Goal — The exercise asks you to copy every line below in which "title" appears.

Supplied information —
· · · · · · ·
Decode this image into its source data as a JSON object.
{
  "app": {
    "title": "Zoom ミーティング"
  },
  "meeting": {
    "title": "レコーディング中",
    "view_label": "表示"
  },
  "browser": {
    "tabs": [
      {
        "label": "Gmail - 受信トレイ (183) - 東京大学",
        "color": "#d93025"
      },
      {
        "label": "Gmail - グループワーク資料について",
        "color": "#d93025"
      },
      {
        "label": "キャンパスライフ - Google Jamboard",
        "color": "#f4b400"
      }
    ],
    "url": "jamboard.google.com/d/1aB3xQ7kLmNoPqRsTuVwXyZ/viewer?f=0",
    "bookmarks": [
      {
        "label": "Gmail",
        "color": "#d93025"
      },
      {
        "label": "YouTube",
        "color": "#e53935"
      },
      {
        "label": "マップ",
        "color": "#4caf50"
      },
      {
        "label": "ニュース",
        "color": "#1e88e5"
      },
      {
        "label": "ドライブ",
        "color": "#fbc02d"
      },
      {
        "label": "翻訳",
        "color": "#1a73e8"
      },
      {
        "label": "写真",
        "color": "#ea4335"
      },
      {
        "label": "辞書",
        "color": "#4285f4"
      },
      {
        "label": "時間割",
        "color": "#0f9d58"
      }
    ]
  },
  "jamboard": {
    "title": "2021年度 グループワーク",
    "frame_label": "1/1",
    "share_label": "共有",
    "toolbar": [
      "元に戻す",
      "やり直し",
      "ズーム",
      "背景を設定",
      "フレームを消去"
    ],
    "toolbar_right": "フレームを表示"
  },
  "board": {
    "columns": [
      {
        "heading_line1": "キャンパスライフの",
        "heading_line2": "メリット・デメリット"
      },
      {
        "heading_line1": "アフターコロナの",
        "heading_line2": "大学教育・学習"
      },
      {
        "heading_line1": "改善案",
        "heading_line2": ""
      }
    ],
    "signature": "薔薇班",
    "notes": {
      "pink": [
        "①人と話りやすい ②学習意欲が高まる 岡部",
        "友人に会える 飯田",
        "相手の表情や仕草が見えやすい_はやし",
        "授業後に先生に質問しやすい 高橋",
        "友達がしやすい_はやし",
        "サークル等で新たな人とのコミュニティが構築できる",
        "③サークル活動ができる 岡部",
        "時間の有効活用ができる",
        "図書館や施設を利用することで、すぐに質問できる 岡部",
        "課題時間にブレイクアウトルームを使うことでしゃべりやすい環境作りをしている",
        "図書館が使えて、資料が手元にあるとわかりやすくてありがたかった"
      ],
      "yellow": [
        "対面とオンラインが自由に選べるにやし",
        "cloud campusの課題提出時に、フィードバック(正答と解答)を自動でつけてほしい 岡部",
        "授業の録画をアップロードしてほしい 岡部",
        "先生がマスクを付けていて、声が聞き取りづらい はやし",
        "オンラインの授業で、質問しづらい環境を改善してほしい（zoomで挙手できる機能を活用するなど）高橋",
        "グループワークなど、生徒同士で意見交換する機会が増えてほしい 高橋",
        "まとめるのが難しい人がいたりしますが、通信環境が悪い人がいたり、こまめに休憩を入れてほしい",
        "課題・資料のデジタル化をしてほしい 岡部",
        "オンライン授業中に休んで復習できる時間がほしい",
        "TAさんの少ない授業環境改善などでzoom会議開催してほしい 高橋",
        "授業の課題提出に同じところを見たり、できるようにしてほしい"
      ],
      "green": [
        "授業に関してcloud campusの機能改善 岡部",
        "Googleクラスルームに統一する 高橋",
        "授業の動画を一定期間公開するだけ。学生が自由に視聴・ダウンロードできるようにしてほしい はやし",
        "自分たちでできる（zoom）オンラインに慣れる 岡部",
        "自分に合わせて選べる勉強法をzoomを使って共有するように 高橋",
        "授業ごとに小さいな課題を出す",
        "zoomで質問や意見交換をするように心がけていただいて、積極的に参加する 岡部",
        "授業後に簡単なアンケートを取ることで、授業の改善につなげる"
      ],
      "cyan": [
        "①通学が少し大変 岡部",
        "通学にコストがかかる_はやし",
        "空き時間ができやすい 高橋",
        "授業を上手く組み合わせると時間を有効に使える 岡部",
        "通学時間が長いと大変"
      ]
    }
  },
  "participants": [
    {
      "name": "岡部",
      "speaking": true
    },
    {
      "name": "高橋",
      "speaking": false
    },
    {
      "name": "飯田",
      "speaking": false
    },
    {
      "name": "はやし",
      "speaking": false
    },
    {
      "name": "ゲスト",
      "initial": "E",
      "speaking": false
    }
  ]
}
· · · · · · ·
Solution for this task —
    "title": "Zoom ミーティング"
    "title": "レコーディング中",
    "title": "2021年度 グループワーク",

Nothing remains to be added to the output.